◆ Stored data ◆
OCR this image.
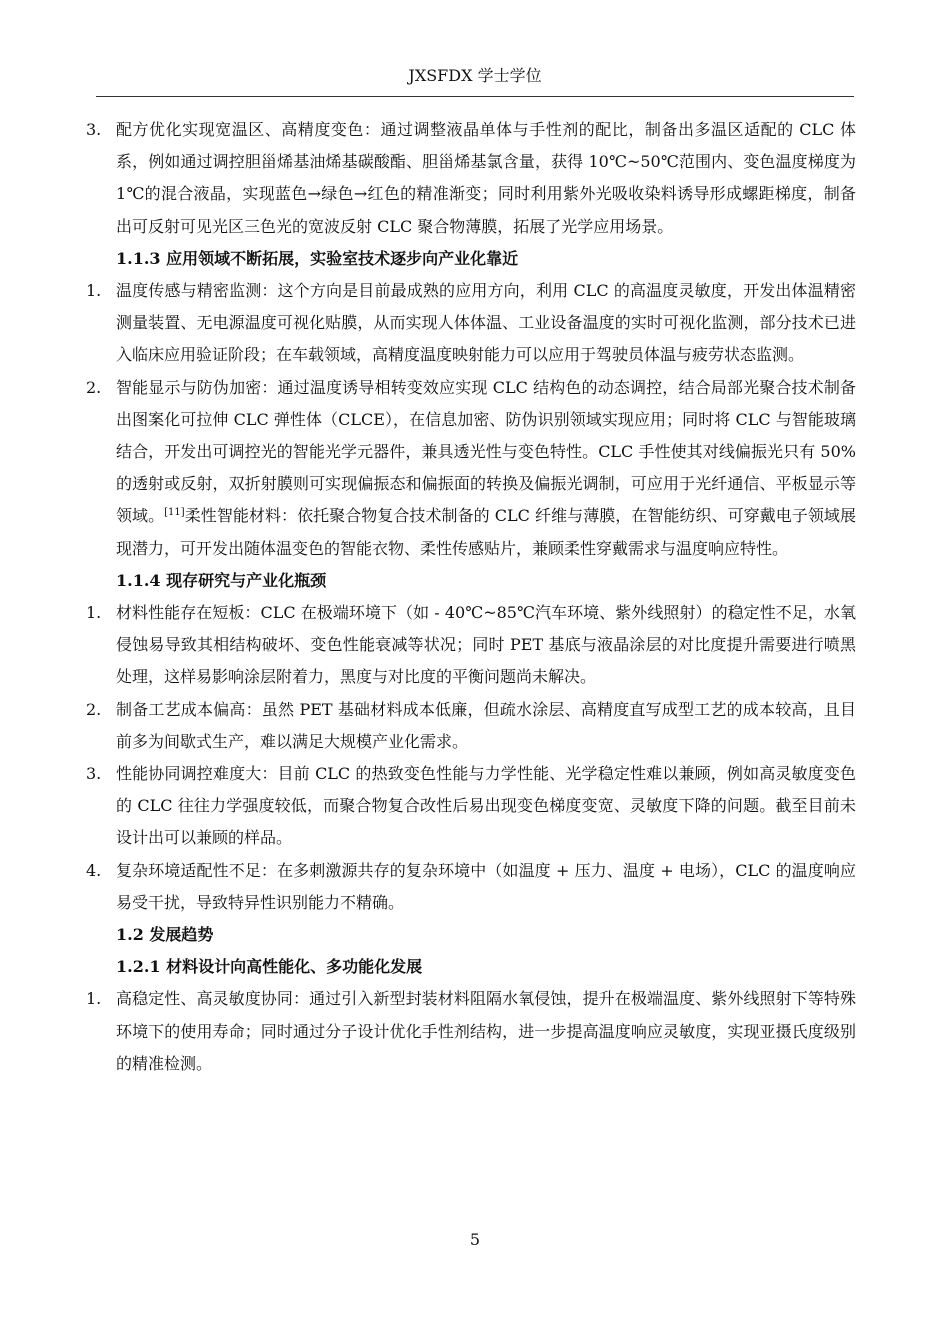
JXSFDX 学士学位

3. 配方优化实现宽温区、高精度变色：通过调整液晶单体与手性剂的配比，制备出多温区适配的 CLC 体系，例如通过调控胆甾烯基油烯基碳酸酯、胆甾烯基氯含量，获得 10℃~50℃范围内、变色温度梯度为 1℃的混合液晶，实现蓝色→绿色→红色的精准渐变；同时利用紫外光吸收染料诱导形成螺距梯度，制备出可反射可见光区三色光的宽波反射 CLC 聚合物薄膜，拓展了光学应用场景。

1.1.3 应用领域不断拓展，实验室技术逐步向产业化靠近

1. 温度传感与精密监测：这个方向是目前最成熟的应用方向，利用 CLC 的高温度灵敏度，开发出体温精密测量装置、无电源温度可视化贴膜，从而实现人体体温、工业设备温度的实时可视化监测，部分技术已进入临床应用验证阶段；在车载领域，高精度温度映射能力可以应用于驾驶员体温与疲劳状态监测。

2. 智能显示与防伪加密：通过温度诱导相转变效应实现 CLC 结构色的动态调控，结合局部光聚合技术制备出图案化可拉伸 CLC 弹性体（CLCE），在信息加密、防伪识别领域实现应用；同时将 CLC 与智能玻璃结合，开发出可调控光的智能光学元器件，兼具透光性与变色特性。CLC 手性使其对线偏振光只有 50%的透射或反射，双折射膜则可实现偏振态和偏振面的转换及偏振光调制，可应用于光纤通信、平板显示等领域。[11]柔性智能材料：依托聚合物复合技术制备的 CLC 纤维与薄膜，在智能纺织、可穿戴电子领域展现潜力，可开发出随体温变色的智能衣物、柔性传感贴片，兼顾柔性穿戴需求与温度响应特性。

1.1.4 现存研究与产业化瓶颈

1. 材料性能存在短板：CLC 在极端环境下（如 - 40℃~85℃汽车环境、紫外线照射）的稳定性不足，水氧侵蚀易导致其相结构破坏、变色性能衰减等状况；同时 PET 基底与液晶涂层的对比度提升需要进行喷黑处理，这样易影响涂层附着力，黑度与对比度的平衡问题尚未解决。

2. 制备工艺成本偏高：虽然 PET 基础材料成本低廉，但疏水涂层、高精度直写成型工艺的成本较高，且目前多为间歇式生产，难以满足大规模产业化需求。

3. 性能协同调控难度大：目前 CLC 的热致变色性能与力学性能、光学稳定性难以兼顾，例如高灵敏度变色的 CLC 往往力学强度较低，而聚合物复合改性后易出现变色梯度变宽、灵敏度下降的问题。截至目前未设计出可以兼顾的样品。

4. 复杂环境适配性不足：在多刺激源共存的复杂环境中（如温度 + 压力、温度 + 电场），CLC 的温度响应易受干扰，导致特异性识别能力不精确。

1.2 发展趋势

1.2.1 材料设计向高性能化、多功能化发展

1. 高稳定性、高灵敏度协同：通过引入新型封装材料阻隔水氧侵蚀，提升在极端温度、紫外线照射下等特殊环境下的使用寿命；同时通过分子设计优化手性剂结构，进一步提高温度响应灵敏度，实现亚摄氏度级别的精准检测。

5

◆ Aim of the task ◆
The records shown above are to be repeated exactly, with the pictures left out.

◆ Finished exercise ◆
OCR this image.
JXSFDX 学士学位

3. 配方优化实现宽温区、高精度变色：通过调整液晶单体与手性剂的配比，制备出多温区适配的 CLC 体系，例如通过调控胆甾烯基油烯基碳酸酯、胆甾烯基氯含量，获得 10℃~50℃范围内、变色温度梯度为 1℃的混合液晶，实现蓝色→绿色→红色的精准渐变；同时利用紫外光吸收染料诱导形成螺距梯度，制备出可反射可见光区三色光的宽波反射 CLC 聚合物薄膜，拓展了光学应用场景。

1.1.3 应用领域不断拓展，实验室技术逐步向产业化靠近

1. 温度传感与精密监测：这个方向是目前最成熟的应用方向，利用 CLC 的高温度灵敏度，开发出体温精密测量装置、无电源温度可视化贴膜，从而实现人体体温、工业设备温度的实时可视化监测，部分技术已进入临床应用验证阶段；在车载领域，高精度温度映射能力可以应用于驾驶员体温与疲劳状态监测。

2. 智能显示与防伪加密：通过温度诱导相转变效应实现 CLC 结构色的动态调控，结合局部光聚合技术制备出图案化可拉伸 CLC 弹性体（CLCE），在信息加密、防伪识别领域实现应用；同时将 CLC 与智能玻璃结合，开发出可调控光的智能光学元器件，兼具透光性与变色特性。CLC 手性使其对线偏振光只有 50%的透射或反射，双折射膜则可实现偏振态和偏振面的转换及偏振光调制，可应用于光纤通信、平板显示等领域。[11]柔性智能材料：依托聚合物复合技术制备的 CLC 纤维与薄膜，在智能纺织、可穿戴电子领域展现潜力，可开发出随体温变色的智能衣物、柔性传感贴片，兼顾柔性穿戴需求与温度响应特性。

1.1.4 现存研究与产业化瓶颈

1. 材料性能存在短板：CLC 在极端环境下（如 - 40℃~85℃汽车环境、紫外线照射）的稳定性不足，水氧侵蚀易导致其相结构破坏、变色性能衰减等状况；同时 PET 基底与液晶涂层的对比度提升需要进行喷黑处理，这样易影响涂层附着力，黑度与对比度的平衡问题尚未解决。

2. 制备工艺成本偏高：虽然 PET 基础材料成本低廉，但疏水涂层、高精度直写成型工艺的成本较高，且目前多为间歇式生产，难以满足大规模产业化需求。

3. 性能协同调控难度大：目前 CLC 的热致变色性能与力学性能、光学稳定性难以兼顾，例如高灵敏度变色的 CLC 往往力学强度较低，而聚合物复合改性后易出现变色梯度变宽、灵敏度下降的问题。截至目前未设计出可以兼顾的样品。

4. 复杂环境适配性不足：在多刺激源共存的复杂环境中（如温度 + 压力、温度 + 电场），CLC 的温度响应易受干扰，导致特异性识别能力不精确。

1.2 发展趋势

1.2.1 材料设计向高性能化、多功能化发展

1. 高稳定性、高灵敏度协同：通过引入新型封装材料阻隔水氧侵蚀，提升在极端温度、紫外线照射下等特殊环境下的使用寿命；同时通过分子设计优化手性剂结构，进一步提高温度响应灵敏度，实现亚摄氏度级别的精准检测。

5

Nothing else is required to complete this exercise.